WHAT THE TASK REQUIRES:
Transcribe all of the material exactly.
▽
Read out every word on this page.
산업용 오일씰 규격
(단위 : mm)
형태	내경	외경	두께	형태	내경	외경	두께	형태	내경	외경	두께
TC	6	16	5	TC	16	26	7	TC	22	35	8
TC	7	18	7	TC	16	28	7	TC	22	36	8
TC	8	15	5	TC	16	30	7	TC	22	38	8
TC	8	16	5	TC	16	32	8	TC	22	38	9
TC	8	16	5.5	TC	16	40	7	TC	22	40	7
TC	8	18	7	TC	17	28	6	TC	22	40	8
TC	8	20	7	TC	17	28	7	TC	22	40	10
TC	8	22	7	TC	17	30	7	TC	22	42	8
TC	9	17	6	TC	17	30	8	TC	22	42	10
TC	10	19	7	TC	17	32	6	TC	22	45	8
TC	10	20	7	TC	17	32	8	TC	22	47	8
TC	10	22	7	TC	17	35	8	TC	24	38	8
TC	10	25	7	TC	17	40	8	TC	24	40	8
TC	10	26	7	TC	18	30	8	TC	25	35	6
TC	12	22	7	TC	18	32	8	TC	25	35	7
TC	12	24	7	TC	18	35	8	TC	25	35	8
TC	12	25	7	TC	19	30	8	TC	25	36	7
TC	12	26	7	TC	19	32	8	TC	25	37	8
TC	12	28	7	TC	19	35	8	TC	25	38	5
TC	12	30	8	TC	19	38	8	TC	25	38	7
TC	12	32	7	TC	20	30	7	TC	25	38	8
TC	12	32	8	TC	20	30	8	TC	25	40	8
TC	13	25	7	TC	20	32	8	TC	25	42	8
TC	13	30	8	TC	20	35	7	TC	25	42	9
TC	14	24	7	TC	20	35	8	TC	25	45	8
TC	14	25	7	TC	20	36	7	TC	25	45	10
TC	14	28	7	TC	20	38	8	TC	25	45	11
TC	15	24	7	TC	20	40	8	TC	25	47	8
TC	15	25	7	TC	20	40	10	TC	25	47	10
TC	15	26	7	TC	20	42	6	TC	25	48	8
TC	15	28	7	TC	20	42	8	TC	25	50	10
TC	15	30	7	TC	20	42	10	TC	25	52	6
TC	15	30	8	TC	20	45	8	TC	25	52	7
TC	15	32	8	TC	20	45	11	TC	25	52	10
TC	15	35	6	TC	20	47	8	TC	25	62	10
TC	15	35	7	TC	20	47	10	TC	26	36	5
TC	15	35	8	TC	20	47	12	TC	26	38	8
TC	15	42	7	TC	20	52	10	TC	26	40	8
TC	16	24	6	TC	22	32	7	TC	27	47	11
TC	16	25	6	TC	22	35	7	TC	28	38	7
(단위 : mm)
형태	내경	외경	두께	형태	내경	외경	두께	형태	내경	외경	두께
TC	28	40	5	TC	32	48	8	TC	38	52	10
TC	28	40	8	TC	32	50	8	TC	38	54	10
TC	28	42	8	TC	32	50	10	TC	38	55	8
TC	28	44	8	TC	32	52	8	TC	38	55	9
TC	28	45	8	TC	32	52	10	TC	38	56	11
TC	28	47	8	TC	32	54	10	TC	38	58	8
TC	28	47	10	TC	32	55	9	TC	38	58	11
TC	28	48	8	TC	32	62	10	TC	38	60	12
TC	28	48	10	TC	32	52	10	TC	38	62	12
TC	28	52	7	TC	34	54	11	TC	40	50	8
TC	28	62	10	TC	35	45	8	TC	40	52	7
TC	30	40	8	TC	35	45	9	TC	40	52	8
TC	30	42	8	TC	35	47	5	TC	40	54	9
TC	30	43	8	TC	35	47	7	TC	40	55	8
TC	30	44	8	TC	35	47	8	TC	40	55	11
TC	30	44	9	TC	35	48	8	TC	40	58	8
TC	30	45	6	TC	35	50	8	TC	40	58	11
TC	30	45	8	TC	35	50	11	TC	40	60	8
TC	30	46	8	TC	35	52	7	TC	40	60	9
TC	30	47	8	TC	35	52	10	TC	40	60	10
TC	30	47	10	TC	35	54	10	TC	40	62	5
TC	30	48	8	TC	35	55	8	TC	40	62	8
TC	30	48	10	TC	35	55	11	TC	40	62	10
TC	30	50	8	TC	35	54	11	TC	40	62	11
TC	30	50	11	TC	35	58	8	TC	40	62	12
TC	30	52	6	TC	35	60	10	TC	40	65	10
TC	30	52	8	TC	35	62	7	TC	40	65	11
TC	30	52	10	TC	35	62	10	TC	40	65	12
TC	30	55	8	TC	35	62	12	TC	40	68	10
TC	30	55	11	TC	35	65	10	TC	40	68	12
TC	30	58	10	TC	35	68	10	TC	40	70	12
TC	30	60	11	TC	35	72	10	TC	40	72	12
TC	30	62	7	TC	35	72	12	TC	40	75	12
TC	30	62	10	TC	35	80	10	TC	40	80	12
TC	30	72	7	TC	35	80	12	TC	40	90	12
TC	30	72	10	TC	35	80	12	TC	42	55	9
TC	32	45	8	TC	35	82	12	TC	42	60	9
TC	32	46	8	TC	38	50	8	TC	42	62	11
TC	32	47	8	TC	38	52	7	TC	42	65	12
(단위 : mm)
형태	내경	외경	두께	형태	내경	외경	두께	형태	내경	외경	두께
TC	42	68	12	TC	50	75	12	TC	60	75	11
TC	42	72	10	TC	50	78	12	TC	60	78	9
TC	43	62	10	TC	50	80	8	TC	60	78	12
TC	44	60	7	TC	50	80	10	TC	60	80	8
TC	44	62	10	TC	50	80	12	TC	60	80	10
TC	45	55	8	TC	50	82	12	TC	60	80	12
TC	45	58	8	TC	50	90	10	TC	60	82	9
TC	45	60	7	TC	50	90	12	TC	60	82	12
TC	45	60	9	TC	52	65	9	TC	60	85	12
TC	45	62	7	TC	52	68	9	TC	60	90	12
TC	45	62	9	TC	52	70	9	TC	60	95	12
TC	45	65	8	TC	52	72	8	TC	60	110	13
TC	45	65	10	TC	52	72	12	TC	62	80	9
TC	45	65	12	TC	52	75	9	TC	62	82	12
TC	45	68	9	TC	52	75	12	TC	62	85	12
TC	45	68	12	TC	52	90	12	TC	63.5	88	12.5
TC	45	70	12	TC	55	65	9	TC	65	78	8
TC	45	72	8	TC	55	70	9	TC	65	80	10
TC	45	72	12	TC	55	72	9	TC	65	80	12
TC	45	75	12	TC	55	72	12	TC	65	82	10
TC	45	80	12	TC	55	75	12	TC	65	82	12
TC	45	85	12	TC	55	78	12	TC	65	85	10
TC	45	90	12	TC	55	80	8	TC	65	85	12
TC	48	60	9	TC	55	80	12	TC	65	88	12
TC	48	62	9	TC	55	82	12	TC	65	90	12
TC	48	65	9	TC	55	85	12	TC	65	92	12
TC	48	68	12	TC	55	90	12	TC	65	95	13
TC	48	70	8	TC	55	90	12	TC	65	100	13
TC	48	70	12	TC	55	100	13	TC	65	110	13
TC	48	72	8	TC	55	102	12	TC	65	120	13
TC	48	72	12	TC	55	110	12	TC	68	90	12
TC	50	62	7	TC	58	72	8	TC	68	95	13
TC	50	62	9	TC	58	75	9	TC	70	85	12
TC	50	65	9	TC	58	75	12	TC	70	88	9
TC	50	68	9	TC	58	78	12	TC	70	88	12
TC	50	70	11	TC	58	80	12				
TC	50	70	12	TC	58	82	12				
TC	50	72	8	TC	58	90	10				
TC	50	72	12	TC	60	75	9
△
FINISHED EXERCISE:
Read out every word on this page.
산업용 오일씰 규격
(단위 : mm)
형태	내경	외경	두께	형태	내경	외경	두께	형태	내경	외경	두께
TC	6	16	5	TC	16	26	7	TC	22	35	8
TC	7	18	7	TC	16	28	7	TC	22	36	8
TC	8	15	5	TC	16	30	7	TC	22	38	8
TC	8	16	5	TC	16	32	8	TC	22	38	9
TC	8	16	5.5	TC	16	40	7	TC	22	40	7
TC	8	18	7	TC	17	28	6	TC	22	40	8
TC	8	20	7	TC	17	28	7	TC	22	40	10
TC	8	22	7	TC	17	30	7	TC	22	42	8
TC	9	17	6	TC	17	30	8	TC	22	42	10
TC	10	19	7	TC	17	32	6	TC	22	45	8
TC	10	20	7	TC	17	32	8	TC	22	47	8
TC	10	22	7	TC	17	35	8	TC	24	38	8
TC	10	25	7	TC	17	40	8	TC	24	40	8
TC	10	26	7	TC	18	30	8	TC	25	35	6
TC	12	22	7	TC	18	32	8	TC	25	35	7
TC	12	24	7	TC	18	35	8	TC	25	35	8
TC	12	25	7	TC	19	30	8	TC	25	36	7
TC	12	26	7	TC	19	32	8	TC	25	37	8
TC	12	28	7	TC	19	35	8	TC	25	38	5
TC	12	30	8	TC	19	38	8	TC	25	38	7
TC	12	32	7	TC	20	30	7	TC	25	38	8
TC	12	32	8	TC	20	30	8	TC	25	40	8
TC	13	25	7	TC	20	32	8	TC	25	42	8
TC	13	30	8	TC	20	35	7	TC	25	42	9
TC	14	24	7	TC	20	35	8	TC	25	45	8
TC	14	25	7	TC	20	36	7	TC	25	45	10
TC	14	28	7	TC	20	38	8	TC	25	45	11
TC	15	24	7	TC	20	40	8	TC	25	47	8
TC	15	25	7	TC	20	40	10	TC	25	47	10
TC	15	26	7	TC	20	42	6	TC	25	48	8
TC	15	28	7	TC	20	42	8	TC	25	50	10
TC	15	30	7	TC	20	42	10	TC	25	52	6
TC	15	30	8	TC	20	45	8	TC	25	52	7
TC	15	32	8	TC	20	45	11	TC	25	52	10
TC	15	35	6	TC	20	47	8	TC	25	62	10
TC	15	35	7	TC	20	47	10	TC	26	36	5
TC	15	35	8	TC	20	47	12	TC	26	38	8
TC	15	42	7	TC	20	52	10	TC	26	40	8
TC	16	24	6	TC	22	32	7	TC	27	47	11
TC	16	25	6	TC	22	35	7	TC	28	38	7
(단위 : mm)
형태	내경	외경	두께	형태	내경	외경	두께	형태	내경	외경	두께
TC	28	40	5	TC	32	48	8	TC	38	52	10
TC	28	40	8	TC	32	50	8	TC	38	54	10
TC	28	42	8	TC	32	50	10	TC	38	55	8
TC	28	44	8	TC	32	52	8	TC	38	55	9
TC	28	45	8	TC	32	52	10	TC	38	56	11
TC	28	47	8	TC	32	54	10	TC	38	58	8
TC	28	47	10	TC	32	55	9	TC	38	58	11
TC	28	48	8	TC	32	62	10	TC	38	60	12
TC	28	48	10	TC	32	52	10	TC	38	62	12
TC	28	52	7	TC	34	54	11	TC	40	50	8
TC	28	62	10	TC	35	45	8	TC	40	52	7
TC	30	40	8	TC	35	45	9	TC	40	52	8
TC	30	42	8	TC	35	47	5	TC	40	54	9
TC	30	43	8	TC	35	47	7	TC	40	55	8
TC	30	44	8	TC	35	47	8	TC	40	55	11
TC	30	44	9	TC	35	48	8	TC	40	58	8
TC	30	45	6	TC	35	50	8	TC	40	58	11
TC	30	45	8	TC	35	50	11	TC	40	60	8
TC	30	46	8	TC	35	52	7	TC	40	60	9
TC	30	47	8	TC	35	52	10	TC	40	60	10
TC	30	47	10	TC	35	54	10	TC	40	62	5
TC	30	48	8	TC	35	55	8	TC	40	62	8
TC	30	48	10	TC	35	55	11	TC	40	62	10
TC	30	50	8	TC	35	54	11	TC	40	62	11
TC	30	50	11	TC	35	58	8	TC	40	62	12
TC	30	52	6	TC	35	60	10	TC	40	65	10
TC	30	52	8	TC	35	62	7	TC	40	65	11
TC	30	52	10	TC	35	62	10	TC	40	65	12
TC	30	55	8	TC	35	62	12	TC	40	68	10
TC	30	55	11	TC	35	65	10	TC	40	68	12
TC	30	58	10	TC	35	68	10	TC	40	70	12
TC	30	60	11	TC	35	72	10	TC	40	72	12
TC	30	62	7	TC	35	72	12	TC	40	75	12
TC	30	62	10	TC	35	80	10	TC	40	80	12
TC	30	72	7	TC	35	80	12	TC	40	90	12
TC	30	72	10	TC	35	80	12	TC	42	55	9
TC	32	45	8	TC	35	82	12	TC	42	60	9
TC	32	46	8	TC	38	50	8	TC	42	62	11
TC	32	47	8	TC	38	52	7	TC	42	65	12
(단위 : mm)
형태	내경	외경	두께	형태	내경	외경	두께	형태	내경	외경	두께
TC	42	68	12	TC	50	75	12	TC	60	75	11
TC	42	72	10	TC	50	78	12	TC	60	78	9
TC	43	62	10	TC	50	80	8	TC	60	78	12
TC	44	60	7	TC	50	80	10	TC	60	80	8
TC	44	62	10	TC	50	80	12	TC	60	80	10
TC	45	55	8	TC	50	82	12	TC	60	80	12
TC	45	58	8	TC	50	90	10	TC	60	82	9
TC	45	60	7	TC	50	90	12	TC	60	82	12
TC	45	60	9	TC	52	65	9	TC	60	85	12
TC	45	62	7	TC	52	68	9	TC	60	90	12
TC	45	62	9	TC	52	70	9	TC	60	95	12
TC	45	65	8	TC	52	72	8	TC	60	110	13
TC	45	65	10	TC	52	72	12	TC	62	80	9
TC	45	65	12	TC	52	75	9	TC	62	82	12
TC	45	68	9	TC	52	75	12	TC	62	85	12
TC	45	68	12	TC	52	90	12	TC	63.5	88	12.5
TC	45	70	12	TC	55	65	9	TC	65	78	8
TC	45	72	8	TC	55	70	9	TC	65	80	10
TC	45	72	12	TC	55	72	9	TC	65	80	12
TC	45	75	12	TC	55	72	12	TC	65	82	10
TC	45	80	12	TC	55	75	12	TC	65	82	12
TC	45	85	12	TC	55	78	12	TC	65	85	10
TC	45	90	12	TC	55	80	8	TC	65	85	12
TC	48	60	9	TC	55	80	12	TC	65	88	12
TC	48	62	9	TC	55	82	12	TC	65	90	12
TC	48	65	9	TC	55	85	12	TC	65	92	12
TC	48	68	12	TC	55	90	12	TC	65	95	13
TC	48	70	8	TC	55	90	12	TC	65	100	13
TC	48	70	12	TC	55	100	13	TC	65	110	13
TC	48	72	8	TC	55	102	12	TC	65	120	13
TC	48	72	12	TC	55	110	12	TC	68	90	12
TC	50	62	7	TC	58	72	8	TC	68	95	13
TC	50	62	9	TC	58	75	9	TC	70	85	12
TC	50	65	9	TC	58	75	12	TC	70	88	9
TC	50	68	9	TC	58	78	12	TC	70	88	12
TC	50	70	11	TC	58	80	12				
TC	50	70	12	TC	58	82	12				
TC	50	72	8	TC	58	90	10				
TC	50	72	12	TC	60	75	9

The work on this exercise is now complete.